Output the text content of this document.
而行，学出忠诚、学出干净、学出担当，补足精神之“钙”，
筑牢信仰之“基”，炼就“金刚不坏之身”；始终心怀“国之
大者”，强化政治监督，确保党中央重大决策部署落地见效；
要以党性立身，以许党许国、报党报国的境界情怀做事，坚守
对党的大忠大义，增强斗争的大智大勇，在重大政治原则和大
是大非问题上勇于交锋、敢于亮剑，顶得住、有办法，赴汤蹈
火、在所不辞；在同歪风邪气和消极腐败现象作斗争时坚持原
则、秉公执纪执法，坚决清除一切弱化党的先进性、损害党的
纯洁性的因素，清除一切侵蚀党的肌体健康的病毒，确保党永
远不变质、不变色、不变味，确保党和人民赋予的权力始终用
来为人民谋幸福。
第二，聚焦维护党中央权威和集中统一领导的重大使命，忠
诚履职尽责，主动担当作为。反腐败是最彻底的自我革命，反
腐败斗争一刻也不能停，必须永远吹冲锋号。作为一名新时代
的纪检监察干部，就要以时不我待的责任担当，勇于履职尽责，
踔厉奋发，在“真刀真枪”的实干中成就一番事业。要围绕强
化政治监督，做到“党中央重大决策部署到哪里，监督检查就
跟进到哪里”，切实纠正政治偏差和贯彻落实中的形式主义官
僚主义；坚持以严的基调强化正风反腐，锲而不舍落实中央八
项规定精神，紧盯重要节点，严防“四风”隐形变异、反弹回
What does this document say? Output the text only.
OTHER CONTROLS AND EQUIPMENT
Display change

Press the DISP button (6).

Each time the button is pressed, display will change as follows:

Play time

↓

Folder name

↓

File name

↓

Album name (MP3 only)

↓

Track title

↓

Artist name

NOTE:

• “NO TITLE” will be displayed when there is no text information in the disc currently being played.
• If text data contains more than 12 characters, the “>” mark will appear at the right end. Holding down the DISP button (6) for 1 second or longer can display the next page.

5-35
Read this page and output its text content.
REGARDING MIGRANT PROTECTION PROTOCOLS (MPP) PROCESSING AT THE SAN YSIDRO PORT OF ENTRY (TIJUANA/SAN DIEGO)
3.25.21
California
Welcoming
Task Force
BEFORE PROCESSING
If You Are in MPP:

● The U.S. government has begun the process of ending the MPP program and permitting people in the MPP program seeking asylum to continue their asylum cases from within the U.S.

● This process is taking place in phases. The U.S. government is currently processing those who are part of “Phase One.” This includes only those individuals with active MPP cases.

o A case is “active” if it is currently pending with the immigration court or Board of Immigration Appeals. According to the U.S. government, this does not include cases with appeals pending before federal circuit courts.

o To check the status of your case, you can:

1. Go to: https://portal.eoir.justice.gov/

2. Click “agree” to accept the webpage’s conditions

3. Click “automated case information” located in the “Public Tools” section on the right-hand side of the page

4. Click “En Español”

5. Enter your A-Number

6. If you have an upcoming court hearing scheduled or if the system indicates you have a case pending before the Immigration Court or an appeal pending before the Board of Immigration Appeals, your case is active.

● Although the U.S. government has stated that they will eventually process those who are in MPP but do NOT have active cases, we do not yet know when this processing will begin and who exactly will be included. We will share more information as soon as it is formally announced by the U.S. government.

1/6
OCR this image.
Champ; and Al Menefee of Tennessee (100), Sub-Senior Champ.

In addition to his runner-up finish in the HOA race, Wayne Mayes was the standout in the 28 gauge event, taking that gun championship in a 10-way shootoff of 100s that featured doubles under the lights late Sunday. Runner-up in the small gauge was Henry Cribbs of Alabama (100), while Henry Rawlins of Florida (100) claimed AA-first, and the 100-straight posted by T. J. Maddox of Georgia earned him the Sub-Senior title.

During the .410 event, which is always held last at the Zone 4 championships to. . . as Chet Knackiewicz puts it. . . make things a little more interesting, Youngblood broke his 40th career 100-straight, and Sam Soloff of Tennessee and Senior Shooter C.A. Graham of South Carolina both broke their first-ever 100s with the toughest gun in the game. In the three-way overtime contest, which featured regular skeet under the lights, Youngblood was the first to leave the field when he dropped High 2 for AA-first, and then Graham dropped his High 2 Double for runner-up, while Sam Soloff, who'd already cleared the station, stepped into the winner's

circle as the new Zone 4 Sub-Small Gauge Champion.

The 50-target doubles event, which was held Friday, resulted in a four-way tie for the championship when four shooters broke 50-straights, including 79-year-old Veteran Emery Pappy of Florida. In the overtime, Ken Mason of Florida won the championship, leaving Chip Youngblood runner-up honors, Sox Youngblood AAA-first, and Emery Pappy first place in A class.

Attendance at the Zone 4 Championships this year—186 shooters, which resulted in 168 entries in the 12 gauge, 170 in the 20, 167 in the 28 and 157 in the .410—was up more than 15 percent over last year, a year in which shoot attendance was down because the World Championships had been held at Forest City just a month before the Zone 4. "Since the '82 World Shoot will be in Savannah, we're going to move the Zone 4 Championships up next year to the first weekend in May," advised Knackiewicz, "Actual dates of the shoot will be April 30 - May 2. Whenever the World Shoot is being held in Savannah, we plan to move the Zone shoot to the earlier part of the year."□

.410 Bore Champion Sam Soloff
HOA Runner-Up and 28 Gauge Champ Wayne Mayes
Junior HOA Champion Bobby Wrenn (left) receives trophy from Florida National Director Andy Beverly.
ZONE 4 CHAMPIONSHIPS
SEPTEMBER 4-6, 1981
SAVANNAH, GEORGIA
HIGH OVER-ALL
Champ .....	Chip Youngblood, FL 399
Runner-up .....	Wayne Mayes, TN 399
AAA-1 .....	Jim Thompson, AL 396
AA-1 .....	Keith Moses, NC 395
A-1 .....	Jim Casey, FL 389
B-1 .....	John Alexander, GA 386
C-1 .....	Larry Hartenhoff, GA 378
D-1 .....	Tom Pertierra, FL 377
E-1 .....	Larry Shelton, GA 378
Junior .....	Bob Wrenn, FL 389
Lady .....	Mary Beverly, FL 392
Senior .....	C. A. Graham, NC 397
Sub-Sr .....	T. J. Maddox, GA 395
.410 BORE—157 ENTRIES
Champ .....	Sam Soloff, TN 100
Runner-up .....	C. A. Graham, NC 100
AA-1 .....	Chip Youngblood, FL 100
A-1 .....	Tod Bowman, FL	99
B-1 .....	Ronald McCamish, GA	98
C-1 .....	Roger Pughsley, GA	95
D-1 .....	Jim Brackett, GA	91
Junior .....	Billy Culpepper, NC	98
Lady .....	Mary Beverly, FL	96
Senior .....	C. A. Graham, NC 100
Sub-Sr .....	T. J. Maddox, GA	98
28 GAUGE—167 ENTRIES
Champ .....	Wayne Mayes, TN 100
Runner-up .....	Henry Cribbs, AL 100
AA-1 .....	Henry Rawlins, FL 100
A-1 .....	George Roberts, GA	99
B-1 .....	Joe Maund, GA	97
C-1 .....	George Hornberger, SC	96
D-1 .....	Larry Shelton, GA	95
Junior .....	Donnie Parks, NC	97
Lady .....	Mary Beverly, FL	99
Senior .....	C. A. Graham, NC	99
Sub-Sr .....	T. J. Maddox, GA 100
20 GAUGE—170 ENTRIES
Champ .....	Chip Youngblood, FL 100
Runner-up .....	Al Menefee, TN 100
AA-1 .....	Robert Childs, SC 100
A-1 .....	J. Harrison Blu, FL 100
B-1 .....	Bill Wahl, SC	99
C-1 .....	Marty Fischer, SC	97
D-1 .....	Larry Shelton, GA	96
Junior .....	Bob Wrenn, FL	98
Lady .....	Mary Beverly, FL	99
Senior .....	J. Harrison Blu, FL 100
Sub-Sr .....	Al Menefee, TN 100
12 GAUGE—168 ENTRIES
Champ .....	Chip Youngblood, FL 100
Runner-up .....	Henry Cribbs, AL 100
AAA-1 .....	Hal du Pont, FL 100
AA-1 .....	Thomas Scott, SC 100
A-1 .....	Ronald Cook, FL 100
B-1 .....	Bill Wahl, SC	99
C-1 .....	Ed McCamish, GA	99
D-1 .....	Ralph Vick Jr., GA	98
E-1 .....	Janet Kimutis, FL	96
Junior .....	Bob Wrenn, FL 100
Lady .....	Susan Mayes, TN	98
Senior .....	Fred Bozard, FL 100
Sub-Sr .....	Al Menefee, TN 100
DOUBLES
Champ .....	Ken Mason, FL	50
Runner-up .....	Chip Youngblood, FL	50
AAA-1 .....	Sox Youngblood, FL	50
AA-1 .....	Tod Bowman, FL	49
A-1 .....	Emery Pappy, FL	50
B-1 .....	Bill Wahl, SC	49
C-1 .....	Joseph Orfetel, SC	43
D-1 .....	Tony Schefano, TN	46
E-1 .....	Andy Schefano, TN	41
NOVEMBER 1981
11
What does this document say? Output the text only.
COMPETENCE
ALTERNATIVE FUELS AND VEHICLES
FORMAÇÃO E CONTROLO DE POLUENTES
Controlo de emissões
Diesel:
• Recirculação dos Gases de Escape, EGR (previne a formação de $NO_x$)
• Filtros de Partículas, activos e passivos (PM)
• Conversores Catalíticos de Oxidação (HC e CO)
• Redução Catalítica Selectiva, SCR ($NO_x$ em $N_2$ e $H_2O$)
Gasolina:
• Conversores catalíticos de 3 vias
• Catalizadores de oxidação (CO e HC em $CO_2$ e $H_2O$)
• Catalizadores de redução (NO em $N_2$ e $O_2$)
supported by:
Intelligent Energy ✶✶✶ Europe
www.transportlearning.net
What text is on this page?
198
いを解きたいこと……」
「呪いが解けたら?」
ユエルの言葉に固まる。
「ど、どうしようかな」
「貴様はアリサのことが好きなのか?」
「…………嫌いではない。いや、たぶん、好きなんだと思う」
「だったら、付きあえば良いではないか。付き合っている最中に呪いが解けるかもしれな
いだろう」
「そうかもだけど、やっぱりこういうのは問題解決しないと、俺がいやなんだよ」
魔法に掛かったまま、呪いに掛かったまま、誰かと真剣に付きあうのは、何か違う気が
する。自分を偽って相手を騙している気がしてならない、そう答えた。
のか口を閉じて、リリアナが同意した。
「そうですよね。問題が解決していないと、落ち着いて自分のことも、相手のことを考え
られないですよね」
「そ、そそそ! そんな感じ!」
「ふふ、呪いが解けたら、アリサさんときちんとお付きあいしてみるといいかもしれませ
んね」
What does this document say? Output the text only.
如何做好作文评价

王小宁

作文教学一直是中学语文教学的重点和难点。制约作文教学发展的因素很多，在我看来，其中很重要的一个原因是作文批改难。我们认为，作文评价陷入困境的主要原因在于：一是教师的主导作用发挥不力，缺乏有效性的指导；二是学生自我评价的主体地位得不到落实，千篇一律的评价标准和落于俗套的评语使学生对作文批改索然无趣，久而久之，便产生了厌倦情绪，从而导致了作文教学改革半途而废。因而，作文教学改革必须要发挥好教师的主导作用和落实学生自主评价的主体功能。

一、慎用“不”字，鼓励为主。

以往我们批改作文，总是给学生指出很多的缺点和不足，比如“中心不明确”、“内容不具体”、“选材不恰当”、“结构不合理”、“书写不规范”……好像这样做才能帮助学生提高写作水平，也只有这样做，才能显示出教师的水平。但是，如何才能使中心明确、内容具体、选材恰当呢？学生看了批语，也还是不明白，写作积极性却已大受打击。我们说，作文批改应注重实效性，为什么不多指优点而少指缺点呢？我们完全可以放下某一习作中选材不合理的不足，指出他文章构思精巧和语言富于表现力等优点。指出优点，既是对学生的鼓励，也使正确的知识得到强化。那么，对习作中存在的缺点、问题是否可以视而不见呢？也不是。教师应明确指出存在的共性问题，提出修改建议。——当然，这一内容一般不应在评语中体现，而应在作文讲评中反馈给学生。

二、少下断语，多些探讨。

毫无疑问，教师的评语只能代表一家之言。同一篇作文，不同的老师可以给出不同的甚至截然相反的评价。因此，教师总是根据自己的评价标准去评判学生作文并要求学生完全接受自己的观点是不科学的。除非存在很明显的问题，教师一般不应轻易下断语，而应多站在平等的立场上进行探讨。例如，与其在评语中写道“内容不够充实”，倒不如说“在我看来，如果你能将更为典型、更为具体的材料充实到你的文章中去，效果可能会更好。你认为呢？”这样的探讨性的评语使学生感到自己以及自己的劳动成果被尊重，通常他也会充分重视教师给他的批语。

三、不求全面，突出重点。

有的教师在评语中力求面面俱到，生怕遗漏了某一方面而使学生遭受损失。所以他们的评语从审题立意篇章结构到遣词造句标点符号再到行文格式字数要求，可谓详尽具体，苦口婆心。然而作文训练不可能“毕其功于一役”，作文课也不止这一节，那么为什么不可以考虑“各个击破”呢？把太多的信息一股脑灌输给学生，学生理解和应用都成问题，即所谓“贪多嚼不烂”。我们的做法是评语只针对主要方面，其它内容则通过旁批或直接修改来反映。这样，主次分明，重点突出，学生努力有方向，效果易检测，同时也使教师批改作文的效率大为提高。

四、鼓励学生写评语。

______

## SET PROBLEM
Pull out each line containing the word "Menefee" and copy it.

## THE RESPONSE
Champ; and Al Menefee of Tennessee (100), Sub-Senior Champ.
Runner-up .....	Al Menefee, TN 100
Sub-Sr .....	Al Menefee, TN 100
Sub-Sr .....	Al Menefee, TN 100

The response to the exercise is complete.